Source document:
--- START ---

King of Stonks is a crime-comedy TV series created by Philipp Kässbohrer, Matthias Murmann and Jan Bonny and stars Thomas Schubert, Matthias Brandt, and Larissa Sirah Herden, alongside other cast members. The series has 6 episodes, each with a runtime of around 45 minutes.
Netflix describes the series as:
DESPERATE FOR STARTUP STARDOM, AN OVERLY-AMBITIOUS FINANCE MASTERMIND LIES, CHEATS AND SCHEMES HIS LESS-THAN-AUTHENTIC COMPANY UP THE LADDER TO SUCCESS.
King of Stonks ends on a cliffhanger, but for those who are a little confused with the way the series unfolds – we have it all covered!
King of Stonks Plot

King of Stonks has two players – Felix Armand and Magnus Cramer. The two have been together since before their startup CableCash came into play. Cramer was a small-time employee at a consulting firm and was subdued and ridiculed by his peers. Felix, on the other hand, was the tech genius behind NetWorth, the mother company of CableCash, who created everything that brought this chaos on the road.
Unsatisfied with the lives that they are living under their bosses’ shoes, Magnus and Felix crashed the takeover deal between NetWorth and Deutsche Bank and then brought the almost dead NetWorth together for 1 euro.
Right after this, Felix and Magnus’s relationship starts to go downhill – Magnus became the CEO of CableCash, and Felix kept working as a nobody for 10 years without any appreciation for his work and, eventually, was promoted to COO, much to his chagrin. What irked him the most was that the entire company was dependent on the technology that he had created, and he didn’t even get that respect back.

--- END ---

Data:

--- START ---

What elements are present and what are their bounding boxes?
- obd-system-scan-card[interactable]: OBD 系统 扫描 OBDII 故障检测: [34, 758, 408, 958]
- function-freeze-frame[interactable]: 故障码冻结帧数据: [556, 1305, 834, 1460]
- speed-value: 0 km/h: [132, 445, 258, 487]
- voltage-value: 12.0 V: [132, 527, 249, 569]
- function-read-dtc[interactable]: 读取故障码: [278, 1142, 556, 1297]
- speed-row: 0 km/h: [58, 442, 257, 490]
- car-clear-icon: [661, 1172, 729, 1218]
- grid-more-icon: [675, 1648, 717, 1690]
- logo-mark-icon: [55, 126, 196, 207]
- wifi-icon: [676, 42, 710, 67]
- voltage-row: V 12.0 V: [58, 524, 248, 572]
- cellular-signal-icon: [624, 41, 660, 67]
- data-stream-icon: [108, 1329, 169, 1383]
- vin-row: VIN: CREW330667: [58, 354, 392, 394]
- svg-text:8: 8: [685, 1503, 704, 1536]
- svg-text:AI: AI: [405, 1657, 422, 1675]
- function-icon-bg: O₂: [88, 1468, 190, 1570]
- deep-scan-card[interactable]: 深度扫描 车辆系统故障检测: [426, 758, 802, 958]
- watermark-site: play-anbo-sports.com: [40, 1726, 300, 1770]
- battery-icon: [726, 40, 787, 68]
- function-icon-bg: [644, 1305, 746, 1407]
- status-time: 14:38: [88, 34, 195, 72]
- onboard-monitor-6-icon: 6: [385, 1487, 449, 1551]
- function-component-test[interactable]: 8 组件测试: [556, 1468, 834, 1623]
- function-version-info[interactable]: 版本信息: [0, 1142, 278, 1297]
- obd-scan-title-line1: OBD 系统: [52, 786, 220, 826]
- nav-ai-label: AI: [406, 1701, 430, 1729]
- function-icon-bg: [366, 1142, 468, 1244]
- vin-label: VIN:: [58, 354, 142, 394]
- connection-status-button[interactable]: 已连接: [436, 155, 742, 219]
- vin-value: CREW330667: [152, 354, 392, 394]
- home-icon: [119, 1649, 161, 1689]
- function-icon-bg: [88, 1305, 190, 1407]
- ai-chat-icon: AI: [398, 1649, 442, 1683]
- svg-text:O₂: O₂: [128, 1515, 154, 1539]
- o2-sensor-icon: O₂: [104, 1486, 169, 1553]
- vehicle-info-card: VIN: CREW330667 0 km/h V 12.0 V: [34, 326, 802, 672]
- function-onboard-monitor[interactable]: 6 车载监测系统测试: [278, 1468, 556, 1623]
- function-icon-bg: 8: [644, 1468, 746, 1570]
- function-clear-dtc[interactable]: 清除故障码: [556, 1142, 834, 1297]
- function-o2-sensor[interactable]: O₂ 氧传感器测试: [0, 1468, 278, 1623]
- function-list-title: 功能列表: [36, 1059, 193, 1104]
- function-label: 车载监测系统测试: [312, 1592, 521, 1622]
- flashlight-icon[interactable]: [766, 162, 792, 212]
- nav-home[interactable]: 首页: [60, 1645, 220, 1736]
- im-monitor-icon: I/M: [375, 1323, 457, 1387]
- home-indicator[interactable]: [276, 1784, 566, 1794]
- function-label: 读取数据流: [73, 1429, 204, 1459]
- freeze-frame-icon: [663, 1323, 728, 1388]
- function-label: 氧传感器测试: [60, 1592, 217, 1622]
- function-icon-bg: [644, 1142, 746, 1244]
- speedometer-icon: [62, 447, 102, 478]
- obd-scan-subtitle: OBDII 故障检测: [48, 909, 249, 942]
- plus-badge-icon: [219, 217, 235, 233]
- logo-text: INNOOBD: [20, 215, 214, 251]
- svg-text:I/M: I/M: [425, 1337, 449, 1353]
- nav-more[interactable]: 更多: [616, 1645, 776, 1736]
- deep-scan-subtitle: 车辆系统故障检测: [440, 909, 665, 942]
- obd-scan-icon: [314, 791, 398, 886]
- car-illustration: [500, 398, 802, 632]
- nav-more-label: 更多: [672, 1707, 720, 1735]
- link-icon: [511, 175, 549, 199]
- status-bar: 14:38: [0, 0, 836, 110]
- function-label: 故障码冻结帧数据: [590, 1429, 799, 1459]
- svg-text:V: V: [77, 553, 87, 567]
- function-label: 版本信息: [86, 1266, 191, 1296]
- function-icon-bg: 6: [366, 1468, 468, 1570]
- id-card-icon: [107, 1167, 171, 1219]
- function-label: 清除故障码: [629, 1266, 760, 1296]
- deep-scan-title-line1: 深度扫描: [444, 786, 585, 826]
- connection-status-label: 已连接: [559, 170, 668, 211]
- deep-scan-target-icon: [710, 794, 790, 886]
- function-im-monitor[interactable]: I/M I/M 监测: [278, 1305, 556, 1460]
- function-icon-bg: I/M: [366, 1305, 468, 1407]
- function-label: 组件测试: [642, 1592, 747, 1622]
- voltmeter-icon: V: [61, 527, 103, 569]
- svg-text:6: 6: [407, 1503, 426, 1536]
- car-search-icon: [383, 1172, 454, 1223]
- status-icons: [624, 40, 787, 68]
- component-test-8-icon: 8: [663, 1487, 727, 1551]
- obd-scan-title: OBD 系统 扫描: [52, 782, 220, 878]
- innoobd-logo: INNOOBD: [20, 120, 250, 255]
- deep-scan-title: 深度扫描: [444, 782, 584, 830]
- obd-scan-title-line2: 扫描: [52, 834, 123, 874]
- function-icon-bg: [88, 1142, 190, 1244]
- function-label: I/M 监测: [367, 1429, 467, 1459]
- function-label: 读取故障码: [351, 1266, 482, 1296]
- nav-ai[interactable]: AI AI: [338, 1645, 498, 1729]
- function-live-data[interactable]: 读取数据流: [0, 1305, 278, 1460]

--- END ---

Exercise: Can you pick up the King of Stonks article after its last sentence and keep the plot summary going? The records have no connection to the King of Stonks article.

Exercise output:
Annoyed at his drunk boss’s whims and fancies, who has absolutely no idea how any of this works, Felix had enough of saving Magnus’s back and started to sabotage him and his new buddy Klaus so that he can get control of CableCash and hopefully not them sabotage the company that he made from the ground up.
However, CableCash’s CEO is not the only problem that Felix and his company has – there’s also Sheila Williams, masquerading as Amira Wallace, a short seller who wants to take CableCash down and make some money in the process. Colluding with journalist Tom Wieland, Sheila tries her best to get all the evidence against Felix’s company, also because she had taken a huge sum of money that she needs to win back in order to pay her investors back.
King of Stonks Ending Explained

In the last two episodes, Felix is on the verge of quitting but before that, he spent a night with Sheila, still unaware of her true identity. Thanks to her closeness with Felix, she gets to know about Tikksystems, a company that Magnus has used to launder money and show investors that CableCash is making more money than it actually is.
She informs these things to Tom, who is almost on the verge of publishing an explosive piece on CableCash, and decides to short sell the moment he does so, in turn making a huge profit. On the other hand, Felix, just after resigning from CableCash, learns of Sheila’s true identity and his dream of running away with her comes crashing down.
Disheartened, he decides to exact revenge. He makes a drunk Cramer admit on video that he’d never let Deutsche Bank take them over, something that he was banking on in order to get into the prestigious DAX group. Moving on to his next plan to take care of Tom and Sheila. For this, he confessed to bar owner Mike, another short seller, about Tom’s article, knowing fully well that he would also short sell.
As more and more people started to short sell, Tom decided to take his article back because now, people would accuse him of market manipulation. Unfortunately for him, he was too late to stop it and, of course, was accused of something that he had feared. Sheila gets caught up in all this as well, having put all of her money on this deal out of desperation, and later gets accused by Cramer of manipulating the market.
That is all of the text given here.